Aim of the task: Look through the lines below and extract each one that contains "leden".

(Figure contents as structured data)
☆ ☆ ☆ ☆

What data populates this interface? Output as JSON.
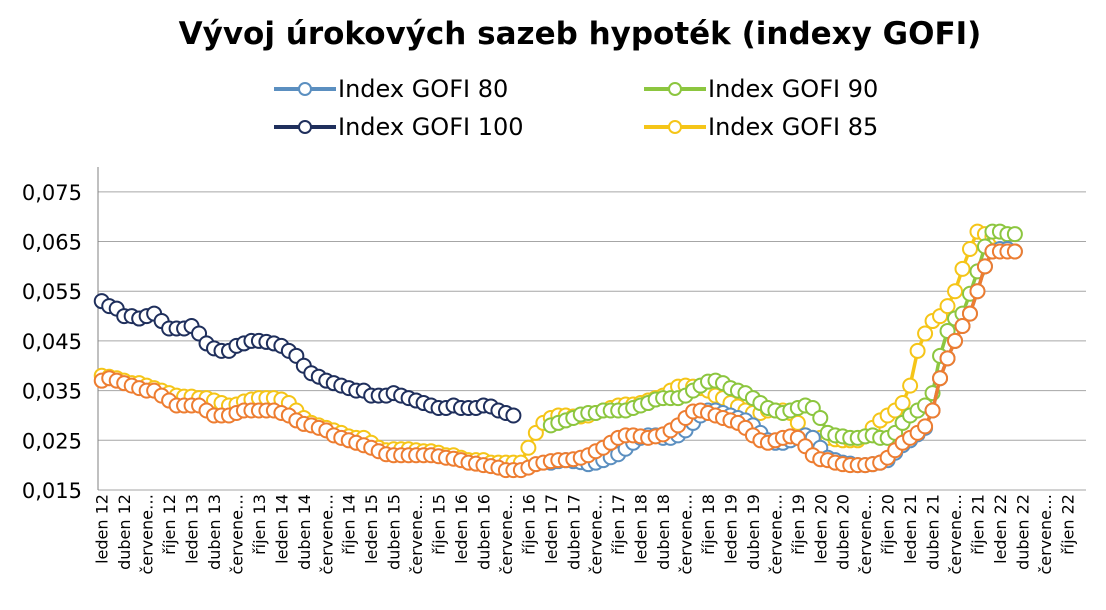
{
  "chart_data": {
    "type": "line",
    "title": "Vývoj úrokových sazeb hypoték (indexy GOFI)",
    "xlabel": "",
    "ylabel": "",
    "ylim": [
      0.015,
      0.08
    ],
    "yticks": [
      "0,015",
      "0,025",
      "0,035",
      "0,045",
      "0,055",
      "0,065",
      "0,075"
    ],
    "grid": true,
    "legend_position": "top",
    "xtick_labels": [
      "leden 12",
      "duben 12",
      "červene…",
      "říjen 12",
      "leden 13",
      "duben 13",
      "červene…",
      "říjen 13",
      "leden 14",
      "duben 14",
      "červene…",
      "říjen 14",
      "leden 15",
      "duben 15",
      "červene…",
      "říjen 15",
      "leden 16",
      "duben 16",
      "červene…",
      "říjen 16",
      "leden 17",
      "duben 17",
      "červene…",
      "říjen 17",
      "leden 18",
      "duben 18",
      "červene…",
      "říjen 18",
      "leden 19",
      "duben 19",
      "červene…",
      "říjen 19",
      "leden 20",
      "duben 20",
      "červene…",
      "říjen 20",
      "leden 21",
      "duben 21",
      "červene…",
      "říjen 21",
      "leden 22",
      "duben 22",
      "červene…",
      "říjen 22"
    ],
    "months_per_tick": 3,
    "series": [
      {
        "name": "Index GOFI 80",
        "color": "#5b8fc0",
        "start_month_index": 60,
        "values": [
          0.0205,
          0.0208,
          0.021,
          0.0208,
          0.0206,
          0.0202,
          0.0205,
          0.021,
          0.0216,
          0.0222,
          0.0233,
          0.0245,
          0.0255,
          0.026,
          0.026,
          0.0255,
          0.0255,
          0.026,
          0.027,
          0.0285,
          0.03,
          0.031,
          0.031,
          0.0305,
          0.03,
          0.0295,
          0.029,
          0.028,
          0.0265,
          0.025,
          0.0245,
          0.0245,
          0.025,
          0.0255,
          0.026,
          0.0255,
          0.0235,
          0.0215,
          0.021,
          0.0205,
          0.0203,
          0.02,
          0.02,
          0.0202,
          0.0205,
          0.021,
          0.0225,
          0.024,
          0.025,
          0.0262,
          0.0275,
          0.031,
          0.0375,
          0.0415,
          0.045,
          0.048,
          0.0505,
          0.055,
          0.06,
          0.063,
          0.0635,
          0.0635,
          0.063
        ]
      },
      {
        "name": "Index GOFI 90",
        "color": "#8cc63f",
        "start_month_index": 60,
        "values": [
          0.028,
          0.0285,
          0.029,
          0.0295,
          0.0302,
          0.0305,
          0.0305,
          0.031,
          0.031,
          0.031,
          0.031,
          0.0315,
          0.032,
          0.0325,
          0.0332,
          0.0335,
          0.0335,
          0.0335,
          0.034,
          0.035,
          0.036,
          0.0368,
          0.037,
          0.0365,
          0.0355,
          0.035,
          0.0345,
          0.0335,
          0.0325,
          0.0315,
          0.031,
          0.0305,
          0.031,
          0.0315,
          0.032,
          0.0315,
          0.0295,
          0.0265,
          0.026,
          0.0258,
          0.0255,
          0.0255,
          0.0258,
          0.026,
          0.0255,
          0.0255,
          0.0265,
          0.0285,
          0.03,
          0.031,
          0.032,
          0.0345,
          0.042,
          0.047,
          0.0495,
          0.0505,
          0.0545,
          0.059,
          0.064,
          0.067,
          0.067,
          0.0665,
          0.0665
        ]
      },
      {
        "name": "Index GOFI 100",
        "color": "#1f2f5c",
        "start_month_index": 0,
        "values": [
          0.053,
          0.052,
          0.0515,
          0.05,
          0.05,
          0.0495,
          0.05,
          0.0505,
          0.049,
          0.0475,
          0.0475,
          0.0475,
          0.048,
          0.0465,
          0.0445,
          0.0435,
          0.043,
          0.043,
          0.044,
          0.0445,
          0.045,
          0.045,
          0.0448,
          0.0445,
          0.044,
          0.043,
          0.042,
          0.04,
          0.0385,
          0.0378,
          0.037,
          0.0365,
          0.036,
          0.0355,
          0.035,
          0.035,
          0.034,
          0.034,
          0.034,
          0.0345,
          0.034,
          0.0335,
          0.033,
          0.0325,
          0.032,
          0.0315,
          0.0315,
          0.032,
          0.0315,
          0.0315,
          0.0315,
          0.032,
          0.0318,
          0.031,
          0.0305,
          0.03
        ]
      },
      {
        "name": "Index GOFI 85",
        "color": "#f5c518",
        "start_month_index": 0,
        "values": [
          0.038,
          0.0378,
          0.0375,
          0.037,
          0.0365,
          0.0365,
          0.036,
          0.0355,
          0.035,
          0.0345,
          0.034,
          0.0338,
          0.0338,
          0.0335,
          0.0335,
          0.033,
          0.0325,
          0.032,
          0.0322,
          0.0328,
          0.0332,
          0.0335,
          0.0335,
          0.0335,
          0.0332,
          0.0325,
          0.031,
          0.0295,
          0.0285,
          0.028,
          0.0275,
          0.027,
          0.0265,
          0.0258,
          0.0255,
          0.0255,
          0.0245,
          0.0235,
          0.023,
          0.0232,
          0.0232,
          0.0232,
          0.023,
          0.0228,
          0.0228,
          0.0225,
          0.022,
          0.022,
          0.0215,
          0.021,
          0.021,
          0.021,
          0.0205,
          0.0205,
          0.0205,
          0.0205,
          0.0205,
          0.0235,
          0.0265,
          0.0285,
          0.0295,
          0.03,
          0.03,
          0.0298,
          0.0298,
          0.03,
          0.0305,
          0.031,
          0.0315,
          0.032,
          0.0322,
          0.0322,
          0.0325,
          0.033,
          0.0335,
          0.034,
          0.035,
          0.0358,
          0.036,
          0.0358,
          0.0355,
          0.035,
          0.034,
          0.0335,
          0.0325,
          0.0318,
          0.031,
          0.0305,
          0.0305,
          0.031,
          0.031,
          0.031,
          0.0305,
          0.0285,
          0.026,
          0.0255,
          0.0255,
          0.0255,
          0.0252,
          0.025,
          0.025,
          0.025,
          0.0258,
          0.0275,
          0.029,
          0.03,
          0.031,
          0.0325,
          0.036,
          0.043,
          0.0465,
          0.049,
          0.05,
          0.052,
          0.055,
          0.0595,
          0.0635,
          0.067,
          0.0665,
          0.066,
          0.066
        ]
      },
      {
        "name": "",
        "color": "#ed7d31",
        "start_month_index": 0,
        "values": [
          0.037,
          0.0375,
          0.037,
          0.0365,
          0.036,
          0.0355,
          0.035,
          0.035,
          0.034,
          0.033,
          0.032,
          0.032,
          0.032,
          0.032,
          0.031,
          0.03,
          0.03,
          0.03,
          0.0305,
          0.031,
          0.031,
          0.031,
          0.031,
          0.031,
          0.0305,
          0.03,
          0.029,
          0.0283,
          0.028,
          0.0275,
          0.027,
          0.026,
          0.0255,
          0.025,
          0.0245,
          0.024,
          0.0235,
          0.0228,
          0.0222,
          0.022,
          0.022,
          0.022,
          0.022,
          0.022,
          0.022,
          0.0218,
          0.0215,
          0.0213,
          0.021,
          0.0205,
          0.0203,
          0.02,
          0.0198,
          0.0195,
          0.019,
          0.019,
          0.019,
          0.0195,
          0.0202,
          0.0205,
          0.0208,
          0.021,
          0.021,
          0.0212,
          0.0215,
          0.022,
          0.0228,
          0.0235,
          0.0245,
          0.0255,
          0.026,
          0.026,
          0.0258,
          0.0255,
          0.0258,
          0.0262,
          0.027,
          0.028,
          0.0295,
          0.0308,
          0.031,
          0.0305,
          0.03,
          0.0295,
          0.029,
          0.0285,
          0.0275,
          0.026,
          0.025,
          0.0245,
          0.025,
          0.0255,
          0.0258,
          0.0255,
          0.0238,
          0.022,
          0.0212,
          0.021,
          0.0205,
          0.0202,
          0.02,
          0.02,
          0.02,
          0.0202,
          0.0205,
          0.0215,
          0.023,
          0.0245,
          0.0255,
          0.0265,
          0.0278,
          0.031,
          0.0375,
          0.0415,
          0.045,
          0.048,
          0.0505,
          0.055,
          0.06,
          0.063,
          0.063,
          0.063,
          0.063
        ]
      }
    ]
  }
}
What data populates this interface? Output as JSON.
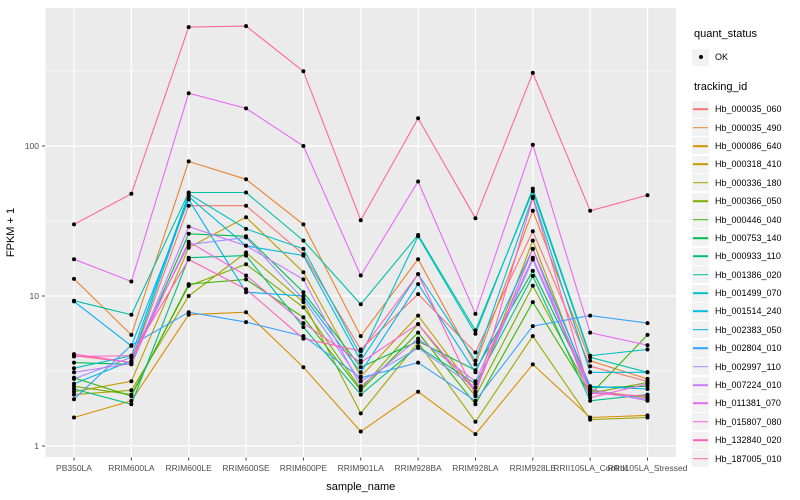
{
  "legend": {
    "quant_status": {
      "title": "quant_status",
      "items": [
        {
          "label": "OK",
          "symbol": "black-point"
        }
      ]
    },
    "tracking_id": {
      "title": "tracking_id"
    }
  },
  "chart_data": {
    "type": "line",
    "title": "",
    "xlabel": "sample_name",
    "ylabel": "FPKM + 1",
    "x_type": "categorical",
    "y_scale": "log10",
    "y_ticks": [
      1,
      10,
      100
    ],
    "y_tick_labels": [
      "1",
      "10",
      "100"
    ],
    "y_minor_gridlines": [
      3.162,
      31.62,
      316.2
    ],
    "ylim": [
      1,
      830
    ],
    "grid": "on",
    "legend_position": "right",
    "panel_bg": "#EBEBEB",
    "grid_color": "#FFFFFF",
    "tick_color": "#333333",
    "tick_label_color": "#4D4D4D",
    "point_color": "#000000",
    "categories": [
      "PB350LA",
      "RRIM600LA",
      "RRIM600LE",
      "RRIM600SE",
      "RRIM600PE",
      "RRIM901LA",
      "RRIM928BA",
      "RRIM928LA",
      "RRIM928LE",
      "RRII105LA_Control",
      "RRII105LA_Stressed"
    ],
    "series": [
      {
        "name": "Hb_000035_060",
        "color": "#F8766D",
        "values": [
          4.0,
          3.6,
          40,
          40,
          19,
          4.4,
          10.3,
          4.2,
          27,
          3.4,
          2.7
        ]
      },
      {
        "name": "Hb_000035_490",
        "color": "#EA8331",
        "values": [
          13,
          5.5,
          79,
          60,
          30,
          5.4,
          17.6,
          3.5,
          37,
          3.7,
          2.8
        ]
      },
      {
        "name": "Hb_000086_640",
        "color": "#D89000",
        "values": [
          1.55,
          2.0,
          7.5,
          7.8,
          3.35,
          1.25,
          2.3,
          1.2,
          3.5,
          1.55,
          1.6
        ]
      },
      {
        "name": "Hb_000318_410",
        "color": "#C09B00",
        "values": [
          2.3,
          2.7,
          21,
          33.5,
          14.4,
          2.9,
          7.4,
          2.3,
          23.4,
          2.35,
          2.1
        ]
      },
      {
        "name": "Hb_000336_180",
        "color": "#A3A500",
        "values": [
          2.2,
          2.35,
          10,
          19.5,
          9.1,
          1.65,
          4.9,
          1.45,
          5.4,
          1.5,
          1.55
        ]
      },
      {
        "name": "Hb_000366_050",
        "color": "#7CAE00",
        "values": [
          2.5,
          2.2,
          11.7,
          16.3,
          8.4,
          2.4,
          6.5,
          2.15,
          11.7,
          2.25,
          2.65
        ]
      },
      {
        "name": "Hb_000446_040",
        "color": "#39B600",
        "values": [
          2.85,
          2.15,
          12,
          12.9,
          7.2,
          2.35,
          5.7,
          1.9,
          9.1,
          2.2,
          5.5
        ]
      },
      {
        "name": "Hb_000753_140",
        "color": "#00BB4E",
        "values": [
          3.6,
          3.5,
          26,
          25,
          10.6,
          3.35,
          5.0,
          3.2,
          14.7,
          2.45,
          2.5
        ]
      },
      {
        "name": "Hb_000933_110",
        "color": "#00BF7D",
        "values": [
          2.4,
          1.9,
          18,
          18.6,
          6.2,
          2.2,
          4.6,
          2.6,
          13.6,
          2.0,
          2.2
        ]
      },
      {
        "name": "Hb_001386_020",
        "color": "#00C1A3",
        "values": [
          9.3,
          7.5,
          49,
          49,
          23.4,
          8.8,
          25.5,
          5.9,
          50,
          3.9,
          3.1
        ]
      },
      {
        "name": "Hb_001499_070",
        "color": "#00BFC4",
        "values": [
          3.3,
          4.0,
          48,
          28,
          20.6,
          4.0,
          25,
          5.6,
          52,
          4.0,
          4.4
        ]
      },
      {
        "name": "Hb_001514_240",
        "color": "#00BAE0",
        "values": [
          2.6,
          3.7,
          46,
          21.6,
          18.6,
          3.7,
          14,
          3.7,
          46,
          3.1,
          3.1
        ]
      },
      {
        "name": "Hb_002383_050",
        "color": "#00B0F6",
        "values": [
          9.2,
          4.65,
          44,
          10.6,
          10,
          3.1,
          12,
          3.1,
          20.6,
          2.5,
          2.4
        ]
      },
      {
        "name": "Hb_002804_010",
        "color": "#35A2FF",
        "values": [
          2.05,
          4.7,
          7.8,
          6.7,
          5.4,
          2.85,
          3.6,
          2.0,
          6.3,
          7.4,
          6.6
        ]
      },
      {
        "name": "Hb_002997_110",
        "color": "#9590FF",
        "values": [
          2.8,
          3.9,
          22,
          24.6,
          9.5,
          2.7,
          4.5,
          2.45,
          17.5,
          2.3,
          2.05
        ]
      },
      {
        "name": "Hb_007224_010",
        "color": "#C77CFF",
        "values": [
          3.1,
          3.55,
          29,
          21.6,
          12.9,
          2.5,
          5.2,
          2.7,
          18,
          2.4,
          2.0
        ]
      },
      {
        "name": "Hb_011381_070",
        "color": "#E76BF3",
        "values": [
          17.6,
          12.5,
          225,
          178,
          100,
          13.7,
          58,
          7.6,
          102,
          5.7,
          4.7
        ]
      },
      {
        "name": "Hb_015807_080",
        "color": "#FA62DB",
        "values": [
          4.1,
          3.6,
          23,
          13.7,
          6.6,
          3.6,
          6.5,
          2.3,
          20.6,
          2.1,
          2.6
        ]
      },
      {
        "name": "Hb_132840_020",
        "color": "#FF62BC",
        "values": [
          3.95,
          4.0,
          17.5,
          11.1,
          5.2,
          4.3,
          14,
          2.2,
          45,
          2.25,
          2.15
        ]
      },
      {
        "name": "Hb_187005_010",
        "color": "#FF6A98",
        "values": [
          30,
          48,
          620,
          630,
          315,
          32,
          153,
          33,
          307,
          37,
          47
        ]
      }
    ]
  }
}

☆ ☆ ☆ ☆

Response:
      "leden 12",
      "leden 13",
      "leden 14",
      "leden 15",
      "leden 16",
      "leden 17",
      "leden 18",
      "leden 19",
      "leden 20",
      "leden 21",
      "leden 22",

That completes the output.